=== Request ===
Set down all of the entries word for word, omitting the images they contain.

•••••

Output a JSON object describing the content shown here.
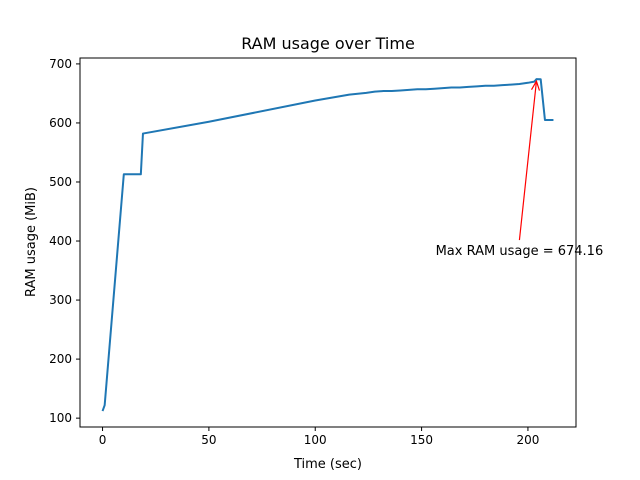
{
  "chart_data": {
    "type": "line",
    "title": "RAM usage over Time",
    "xlabel": "Time (sec)",
    "ylabel": "RAM usage (MiB)",
    "xlim": [
      -10.6,
      222.6
    ],
    "ylim": [
      85,
      710
    ],
    "xticks": [
      0,
      50,
      100,
      150,
      200
    ],
    "yticks": [
      100,
      200,
      300,
      400,
      500,
      600,
      700
    ],
    "grid": false,
    "series": [
      {
        "color": "#1f77b4",
        "x": [
          0,
          1,
          10,
          18,
          19,
          50,
          100,
          116,
          124,
          128,
          132,
          136,
          140,
          144,
          148,
          152,
          156,
          160,
          164,
          168,
          172,
          176,
          180,
          184,
          188,
          192,
          196,
          200,
          203,
          204,
          206,
          208,
          212
        ],
        "y": [
          112,
          122,
          513,
          513,
          582,
          602,
          638,
          648,
          651,
          653,
          654,
          654,
          655,
          656,
          657,
          657,
          658,
          659,
          660,
          660,
          661,
          662,
          663,
          663,
          664,
          665,
          666,
          668,
          670,
          674.16,
          674,
          605,
          605
        ]
      }
    ],
    "annotation": {
      "text": "Max RAM usage = 674.16",
      "color": "#ff0000",
      "point": {
        "x": 204,
        "y": 674.16
      },
      "text_anchor_point": {
        "x": 196,
        "y": 400
      }
    }
  }
}
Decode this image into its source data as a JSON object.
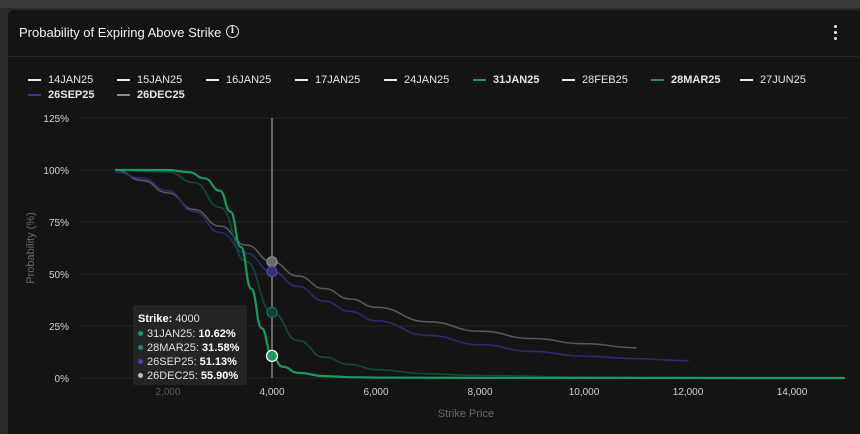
{
  "header": {
    "title": "Probability of Expiring Above Strike",
    "info_icon": "info-circle-icon",
    "menu_icon": "more-vertical-icon"
  },
  "legend": [
    {
      "label": "14JAN25",
      "color": "#e8e8e8",
      "bold": false
    },
    {
      "label": "15JAN25",
      "color": "#e8e8e8",
      "bold": false
    },
    {
      "label": "16JAN25",
      "color": "#e8e8e8",
      "bold": false
    },
    {
      "label": "17JAN25",
      "color": "#e8e8e8",
      "bold": false
    },
    {
      "label": "24JAN25",
      "color": "#e8e8e8",
      "bold": false
    },
    {
      "label": "31JAN25",
      "color": "#1b9a5e",
      "bold": true
    },
    {
      "label": "28FEB25",
      "color": "#e8e8e8",
      "bold": false
    },
    {
      "label": "28MAR25",
      "color": "#178a78",
      "bold": true
    },
    {
      "label": "27JUN25",
      "color": "#e8e8e8",
      "bold": false
    },
    {
      "label": "26SEP25",
      "color": "#3a3592",
      "bold": true
    },
    {
      "label": "26DEC25",
      "color": "#8e8e8e",
      "bold": true
    }
  ],
  "tooltip": {
    "strike_label": "Strike:",
    "strike_value": "4000",
    "rows": [
      {
        "name": "31JAN25:",
        "value": "10.62%",
        "color": "#1b9a5e"
      },
      {
        "name": "28MAR25:",
        "value": "31.58%",
        "color": "#178a78"
      },
      {
        "name": "26SEP25:",
        "value": "51.13%",
        "color": "#4a44b0"
      },
      {
        "name": "26DEC25:",
        "value": "55.90%",
        "color": "#bdbdbd"
      }
    ]
  },
  "chart_data": {
    "type": "line",
    "title": "Probability of Expiring Above Strike",
    "xlabel": "Strike Price",
    "ylabel": "Probability (%)",
    "xlim": [
      500,
      15000
    ],
    "ylim": [
      0,
      125
    ],
    "x_ticks": [
      2000,
      4000,
      6000,
      8000,
      10000,
      12000,
      14000
    ],
    "x_tick_labels": [
      "2,000",
      "4,000",
      "6,000",
      "8,000",
      "10,000",
      "12,000",
      "14,000"
    ],
    "y_ticks": [
      0,
      25,
      50,
      75,
      100,
      125
    ],
    "y_tick_labels": [
      "0%",
      "25%",
      "50%",
      "75%",
      "100%",
      "125%"
    ],
    "grid": true,
    "legend_position": "top",
    "crosshair_x": 4000,
    "series": [
      {
        "name": "26DEC25",
        "color": "#585858",
        "width": 1.6,
        "points": [
          [
            1000,
            100
          ],
          [
            1500,
            95
          ],
          [
            2000,
            89
          ],
          [
            2500,
            81
          ],
          [
            3000,
            73
          ],
          [
            3500,
            64
          ],
          [
            4000,
            55.9
          ],
          [
            4500,
            49
          ],
          [
            5000,
            43
          ],
          [
            5500,
            38
          ],
          [
            6000,
            34
          ],
          [
            7000,
            27
          ],
          [
            8000,
            22.5
          ],
          [
            9000,
            19
          ],
          [
            10000,
            16.5
          ],
          [
            11000,
            14.5
          ]
        ]
      },
      {
        "name": "26SEP25",
        "color": "#2c2a70",
        "width": 1.6,
        "points": [
          [
            1000,
            99
          ],
          [
            1500,
            96
          ],
          [
            2000,
            90
          ],
          [
            2500,
            80
          ],
          [
            3000,
            70
          ],
          [
            3500,
            60
          ],
          [
            4000,
            51.13
          ],
          [
            4500,
            44
          ],
          [
            5000,
            37
          ],
          [
            5500,
            32
          ],
          [
            6000,
            27.5
          ],
          [
            7000,
            20.5
          ],
          [
            8000,
            16
          ],
          [
            9000,
            12.8
          ],
          [
            10000,
            10.5
          ],
          [
            11000,
            9.3
          ],
          [
            12000,
            8.3
          ]
        ]
      },
      {
        "name": "28MAR25",
        "color": "#0f4a40",
        "width": 1.6,
        "points": [
          [
            1000,
            100
          ],
          [
            2000,
            99
          ],
          [
            2500,
            94
          ],
          [
            3000,
            82
          ],
          [
            3500,
            56
          ],
          [
            4000,
            31.58
          ],
          [
            4500,
            18
          ],
          [
            5000,
            10
          ],
          [
            5500,
            6.5
          ],
          [
            6000,
            4
          ],
          [
            7000,
            2
          ],
          [
            8000,
            1.2
          ],
          [
            10000,
            0.5
          ],
          [
            12000,
            0.2
          ],
          [
            15000,
            0
          ]
        ]
      },
      {
        "name": "31JAN25",
        "color": "#1b9a5e",
        "width": 2.2,
        "points": [
          [
            1000,
            100
          ],
          [
            1500,
            100
          ],
          [
            2000,
            100
          ],
          [
            2400,
            99
          ],
          [
            2700,
            96
          ],
          [
            3000,
            90
          ],
          [
            3200,
            80
          ],
          [
            3400,
            63
          ],
          [
            3600,
            43
          ],
          [
            3800,
            24
          ],
          [
            4000,
            10.62
          ],
          [
            4200,
            5.5
          ],
          [
            4500,
            2.5
          ],
          [
            5000,
            0.9
          ],
          [
            5500,
            0.4
          ],
          [
            6000,
            0.2
          ],
          [
            8000,
            0.05
          ],
          [
            15000,
            0
          ]
        ]
      }
    ],
    "highlight_points": [
      {
        "series": "26DEC25",
        "x": 4000,
        "y": 55.9,
        "fill": "#6a6a6a",
        "stroke": "#8a8a8a",
        "r": 5
      },
      {
        "series": "26SEP25",
        "x": 4000,
        "y": 51.13,
        "fill": "#34306e",
        "stroke": "#4a44b0",
        "r": 5
      },
      {
        "series": "28MAR25",
        "x": 4000,
        "y": 31.58,
        "fill": "#123f38",
        "stroke": "#1e6a5c",
        "r": 5
      },
      {
        "series": "31JAN25",
        "x": 4000,
        "y": 10.62,
        "fill": "#1b9a5e",
        "stroke": "#ffffff",
        "r": 5.5
      }
    ]
  }
}
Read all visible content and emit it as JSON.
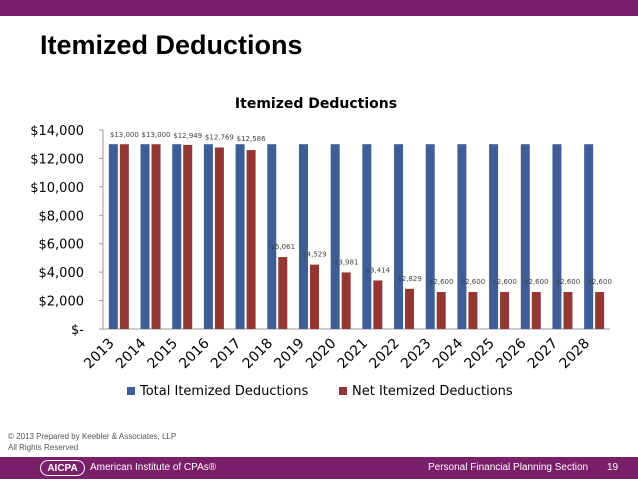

•••••

=== Answer below ===
Output a JSON object describing the content shown here.
{
  "chart_data": {
    "type": "line",
    "title": "RAM usage over Time",
    "xlabel": "Time (sec)",
    "ylabel": "RAM usage (MiB)",
    "xlim": [
      -10.6,
      222.6
    ],
    "ylim": [
      85,
      710
    ],
    "xticks": [
      0,
      50,
      100,
      150,
      200
    ],
    "yticks": [
      100,
      200,
      300,
      400,
      500,
      600,
      700
    ],
    "grid": false,
    "series": [
      {
        "color": "#1f77b4",
        "x": [
          0,
          1,
          10,
          18,
          19,
          50,
          100,
          116,
          124,
          128,
          132,
          136,
          140,
          144,
          148,
          152,
          156,
          160,
          164,
          168,
          172,
          176,
          180,
          184,
          188,
          192,
          196,
          200,
          203,
          204,
          206,
          208,
          212
        ],
        "y": [
          112,
          122,
          513,
          513,
          582,
          602,
          638,
          648,
          651,
          653,
          654,
          654,
          655,
          656,
          657,
          657,
          658,
          659,
          660,
          660,
          661,
          662,
          663,
          663,
          664,
          665,
          666,
          668,
          670,
          674.16,
          674,
          605,
          605
        ]
      }
    ],
    "annotation": {
      "text": "Max RAM usage = 674.16",
      "color": "#ff0000",
      "point": {
        "x": 204,
        "y": 674.16
      },
      "text_anchor_point": {
        "x": 196,
        "y": 400
      }
    }
  }
}
Decode this image into its source data as a JSON object.
{
  "header": {
    "title": "Probability of Expiring Above Strike",
    "info_icon": "info-circle-icon",
    "menu_icon": "more-vertical-icon"
  },
  "legend": [
    {
      "label": "14JAN25",
      "color": "#e8e8e8",
      "bold": false
    },
    {
      "label": "15JAN25",
      "color": "#e8e8e8",
      "bold": false
    },
    {
      "label": "16JAN25",
      "color": "#e8e8e8",
      "bold": false
    },
    {
      "label": "17JAN25",
      "color": "#e8e8e8",
      "bold": false
    },
    {
      "label": "24JAN25",
      "color": "#e8e8e8",
      "bold": false
    },
    {
      "label": "31JAN25",
      "color": "#1b9a5e",
      "bold": true
    },
    {
      "label": "28FEB25",
      "color": "#e8e8e8",
      "bold": false
    },
    {
      "label": "28MAR25",
      "color": "#178a78",
      "bold": true
    },
    {
      "label": "27JUN25",
      "color": "#e8e8e8",
      "bold": false
    },
    {
      "label": "26SEP25",
      "color": "#3a3592",
      "bold": true
    },
    {
      "label": "26DEC25",
      "color": "#8e8e8e",
      "bold": true
    }
  ],
  "tooltip": {
    "strike_label": "Strike:",
    "strike_value": "4000",
    "rows": [
      {
        "name": "31JAN25:",
        "value": "10.62%",
        "color": "#1b9a5e"
      },
      {
        "name": "28MAR25:",
        "value": "31.58%",
        "color": "#178a78"
      },
      {
        "name": "26SEP25:",
        "value": "51.13%",
        "color": "#4a44b0"
      },
      {
        "name": "26DEC25:",
        "value": "55.90%",
        "color": "#bdbdbd"
      }
    ]
  },
  "chart_data": {
    "type": "line",
    "title": "Probability of Expiring Above Strike",
    "xlabel": "Strike Price",
    "ylabel": "Probability (%)",
    "xlim": [
      500,
      15000
    ],
    "ylim": [
      0,
      125
    ],
    "x_ticks": [
      2000,
      4000,
      6000,
      8000,
      10000,
      12000,
      14000
    ],
    "x_tick_labels": [
      "2,000",
      "4,000",
      "6,000",
      "8,000",
      "10,000",
      "12,000",
      "14,000"
    ],
    "y_ticks": [
      0,
      25,
      50,
      75,
      100,
      125
    ],
    "y_tick_labels": [
      "0%",
      "25%",
      "50%",
      "75%",
      "100%",
      "125%"
    ],
    "grid": true,
    "legend_position": "top",
    "crosshair_x": 4000,
    "series": [
      {
        "name": "26DEC25",
        "color": "#585858",
        "width": 1.6,
        "points": [
          [
            1000,
            100
          ],
          [
            1500,
            95
          ],
          [
            2000,
            89
          ],
          [
            2500,
            81
          ],
          [
            3000,
            73
          ],
          [
            3500,
            64
          ],
          [
            4000,
            55.9
          ],
          [
            4500,
            49
          ],
          [
            5000,
            43
          ],
          [
            5500,
            38
          ],
          [
            6000,
            34
          ],
          [
            7000,
            27
          ],
          [
            8000,
            22.5
          ],
          [
            9000,
            19
          ],
          [
            10000,
            16.5
          ],
          [
            11000,
            14.5
          ]
        ]
      },
      {
        "name": "26SEP25",
        "color": "#2c2a70",
        "width": 1.6,
        "points": [
          [
            1000,
            99
          ],
          [
            1500,
            96
          ],
          [
            2000,
            90
          ],
          [
            2500,
            80
          ],
          [
            3000,
            70
          ],
          [
            3500,
            60
          ],
          [
            4000,
            51.13
          ],
          [
            4500,
            44
          ],
          [
            5000,
            37
          ],
          [
            5500,
            32
          ],
          [
            6000,
            27.5
          ],
          [
            7000,
            20.5
          ],
          [
            8000,
            16
          ],
          [
            9000,
            12.8
          ],
          [
            10000,
            10.5
          ],
          [
            11000,
            9.3
          ],
          [
            12000,
            8.3
          ]
        ]
      },
      {
        "name": "28MAR25",
        "color": "#0f4a40",
        "width": 1.6,
        "points": [
          [
            1000,
            100
          ],
          [
            2000,
            99
          ],
          [
            2500,
            94
          ],
          [
            3000,
            82
          ],
          [
            3500,
            56
          ],
          [
            4000,
            31.58
          ],
          [
            4500,
            18
          ],
          [
            5000,
            10
          ],
          [
            5500,
            6.5
          ],
          [
            6000,
            4
          ],
          [
            7000,
            2
          ],
          [
            8000,
            1.2
          ],
          [
            10000,
            0.5
          ],
          [
            12000,
            0.2
          ],
          [
            15000,
            0
          ]
        ]
      },
      {
        "name": "31JAN25",
        "color": "#1b9a5e",
        "width": 2.2,
        "points": [
          [
            1000,
            100
          ],
          [
            1500,
            100
          ],
          [
            2000,
            100
          ],
          [
            2400,
            99
          ],
          [
            2700,
            96
          ],
          [
            3000,
            90
          ],
          [
            3200,
            80
          ],
          [
            3400,
            63
          ],
          [
            3600,
            43
          ],
          [
            3800,
            24
          ],
          [
            4000,
            10.62
          ],
          [
            4200,
            5.5
          ],
          [
            4500,
            2.5
          ],
          [
            5000,
            0.9
          ],
          [
            5500,
            0.4
          ],
          [
            6000,
            0.2
          ],
          [
            8000,
            0.05
          ],
          [
            15000,
            0
          ]
        ]
      }
    ],
    "highlight_points": [
      {
        "series": "26DEC25",
        "x": 4000,
        "y": 55.9,
        "fill": "#6a6a6a",
        "stroke": "#8a8a8a",
        "r": 5
      },
      {
        "series": "26SEP25",
        "x": 4000,
        "y": 51.13,
        "fill": "#34306e",
        "stroke": "#4a44b0",
        "r": 5
      },
      {
        "series": "28MAR25",
        "x": 4000,
        "y": 31.58,
        "fill": "#123f38",
        "stroke": "#1e6a5c",
        "r": 5
      },
      {
        "series": "31JAN25",
        "x": 4000,
        "y": 10.62,
        "fill": "#1b9a5e",
        "stroke": "#ffffff",
        "r": 5.5
      }
    ]
  }
}
Read all visible content and emit it as JSON.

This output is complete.